DOKUMENTAUSSCHNITT:
##########

Die Kalkcylinder.

Die Flamme der Gase wird gegen eine Kalkscheibe gerichtet. Man verwendet hierzu gewöhnlichen gebrannten Kalk, Wiener Kalk oder künstlich hergestellte Cylinder.

Diese Kalkstücke haben die Eigenschaft, Feuchtigkeit aus der Luft anzuziehen und dann allmälig zu zerbröckeln. Um dies zu verhindern, muss man die Scheiben gut in Staniol einwickeln und in Blechbüchsen verpacken.

Gute künstlich hergestellte Kalkcylinder halten sich auch unverpackt sehr lange.

Sehr wichtig ist es, die Kalkscheiben erst langsam zu erwärmen, also die Leuchtgas- (Wasserstoff- oder Alcohol-) Flamme einige Minuten allein klein brennen zu lassen, damit die Feuchtigkeit langsam ausgetrieben wird und der Kalk trocknet. Würde man von vornherein Sauerstoff zugeben und die intensive Flamme gegen den Cylinder richten, so würde das im Kalk enthaltene Wasser plötzlich in Dampf verwandelt und die Scheibe in Stücke gesprengt werden. Auch ist es gut, während des Erwärmens den Cylinder zu drehen.

Wenn die Flamme eine Zeit lang auf den Kalk eingewirkt hat, nimmt die Leuchtkraft desselben ab; man dreht ihn dann etwas. Auf diese Weise hält ein gutes Kalkstück mehrere Stunden aus.

##########

EXTRAHIERTE DATEN:
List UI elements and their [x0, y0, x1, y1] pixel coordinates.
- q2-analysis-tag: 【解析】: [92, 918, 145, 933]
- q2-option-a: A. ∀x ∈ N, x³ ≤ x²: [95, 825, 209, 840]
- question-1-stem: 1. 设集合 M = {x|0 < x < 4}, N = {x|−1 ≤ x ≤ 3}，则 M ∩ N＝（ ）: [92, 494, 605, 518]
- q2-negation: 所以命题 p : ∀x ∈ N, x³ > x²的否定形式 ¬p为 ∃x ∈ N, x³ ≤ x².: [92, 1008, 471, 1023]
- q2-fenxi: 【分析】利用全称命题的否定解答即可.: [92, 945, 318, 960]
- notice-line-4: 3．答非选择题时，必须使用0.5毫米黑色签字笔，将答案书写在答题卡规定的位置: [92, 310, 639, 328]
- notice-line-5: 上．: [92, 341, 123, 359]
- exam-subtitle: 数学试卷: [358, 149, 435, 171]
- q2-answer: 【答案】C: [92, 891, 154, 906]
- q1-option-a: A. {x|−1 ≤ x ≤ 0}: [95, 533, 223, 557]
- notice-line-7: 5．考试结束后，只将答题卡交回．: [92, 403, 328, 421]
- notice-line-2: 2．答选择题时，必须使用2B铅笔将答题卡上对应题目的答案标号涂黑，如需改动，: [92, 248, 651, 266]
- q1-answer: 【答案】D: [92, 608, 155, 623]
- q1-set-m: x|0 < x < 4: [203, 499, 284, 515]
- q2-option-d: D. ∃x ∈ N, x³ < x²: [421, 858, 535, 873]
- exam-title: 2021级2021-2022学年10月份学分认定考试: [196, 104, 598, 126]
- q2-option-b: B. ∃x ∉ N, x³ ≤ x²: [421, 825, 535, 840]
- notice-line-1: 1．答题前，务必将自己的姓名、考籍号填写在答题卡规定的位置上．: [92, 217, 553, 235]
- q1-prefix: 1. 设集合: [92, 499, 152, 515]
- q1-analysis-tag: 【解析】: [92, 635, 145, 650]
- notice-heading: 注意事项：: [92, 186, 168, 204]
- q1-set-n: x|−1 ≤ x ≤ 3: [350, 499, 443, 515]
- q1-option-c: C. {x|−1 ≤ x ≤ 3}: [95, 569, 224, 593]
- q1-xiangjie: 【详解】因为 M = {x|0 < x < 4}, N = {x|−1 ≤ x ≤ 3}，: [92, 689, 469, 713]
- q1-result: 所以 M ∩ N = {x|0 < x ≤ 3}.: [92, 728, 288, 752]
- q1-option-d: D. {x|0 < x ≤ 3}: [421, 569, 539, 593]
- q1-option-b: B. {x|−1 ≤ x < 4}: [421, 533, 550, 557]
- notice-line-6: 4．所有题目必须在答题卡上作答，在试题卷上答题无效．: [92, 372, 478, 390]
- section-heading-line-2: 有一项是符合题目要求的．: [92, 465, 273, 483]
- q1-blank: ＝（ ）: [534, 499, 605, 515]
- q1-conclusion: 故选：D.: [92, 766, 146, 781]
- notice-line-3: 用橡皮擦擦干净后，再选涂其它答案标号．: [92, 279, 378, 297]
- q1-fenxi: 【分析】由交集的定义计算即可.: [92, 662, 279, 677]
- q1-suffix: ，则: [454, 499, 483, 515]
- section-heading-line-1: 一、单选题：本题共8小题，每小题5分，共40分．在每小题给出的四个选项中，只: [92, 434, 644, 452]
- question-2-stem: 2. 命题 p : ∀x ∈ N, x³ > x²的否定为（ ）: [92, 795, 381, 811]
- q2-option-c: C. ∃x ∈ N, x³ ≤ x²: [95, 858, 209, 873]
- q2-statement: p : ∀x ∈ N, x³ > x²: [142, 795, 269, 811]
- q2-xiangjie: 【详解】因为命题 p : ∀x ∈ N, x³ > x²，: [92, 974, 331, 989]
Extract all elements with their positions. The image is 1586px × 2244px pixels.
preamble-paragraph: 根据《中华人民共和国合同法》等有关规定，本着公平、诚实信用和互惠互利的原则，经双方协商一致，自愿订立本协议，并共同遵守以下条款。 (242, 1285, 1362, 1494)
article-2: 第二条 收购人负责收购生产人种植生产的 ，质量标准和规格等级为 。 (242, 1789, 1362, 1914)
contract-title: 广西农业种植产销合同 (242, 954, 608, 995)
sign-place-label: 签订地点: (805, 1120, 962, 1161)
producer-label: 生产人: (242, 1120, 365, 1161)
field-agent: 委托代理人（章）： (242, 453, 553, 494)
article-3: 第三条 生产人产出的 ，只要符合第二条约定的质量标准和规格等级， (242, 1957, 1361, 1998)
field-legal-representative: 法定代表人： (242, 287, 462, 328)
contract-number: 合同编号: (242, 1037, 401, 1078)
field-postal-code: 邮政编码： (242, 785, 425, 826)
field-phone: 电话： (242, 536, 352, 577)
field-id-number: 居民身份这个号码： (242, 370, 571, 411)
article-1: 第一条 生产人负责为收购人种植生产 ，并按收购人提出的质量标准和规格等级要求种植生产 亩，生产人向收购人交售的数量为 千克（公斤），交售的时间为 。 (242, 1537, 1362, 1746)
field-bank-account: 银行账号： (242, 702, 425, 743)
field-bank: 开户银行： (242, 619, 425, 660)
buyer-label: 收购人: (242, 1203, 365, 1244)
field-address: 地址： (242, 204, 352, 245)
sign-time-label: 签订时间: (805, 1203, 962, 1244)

##########

ARBEITSANWEISUNGEN:
a) Wie lange hält laut dem Dokumentausschnitt über die Kalkcylinder ein gutes Kalkstück aus?
b) Ersetzen Sie im Dokumentausschnitt über die Kalkcylinder „Leuchtkraft“ durch „Helligkeit“. Geben Sie den Text wieder, beginnend bei den Worten „Wenn die Flamme“ und endend nach „mehrere Stunden aus.“.

LÖSUNGSÜBERSICHT:
a) Ein gutes Kalkstück hält mehrere Stunden aus.

b)
Wenn die Flamme eine Zeit lang auf den Kalk eingewirkt hat, nimmt die Helligkeit desselben ab; man dreht ihn dann etwas. Auf diese Weise hält ein gutes Kalkstück mehrere Stunden aus.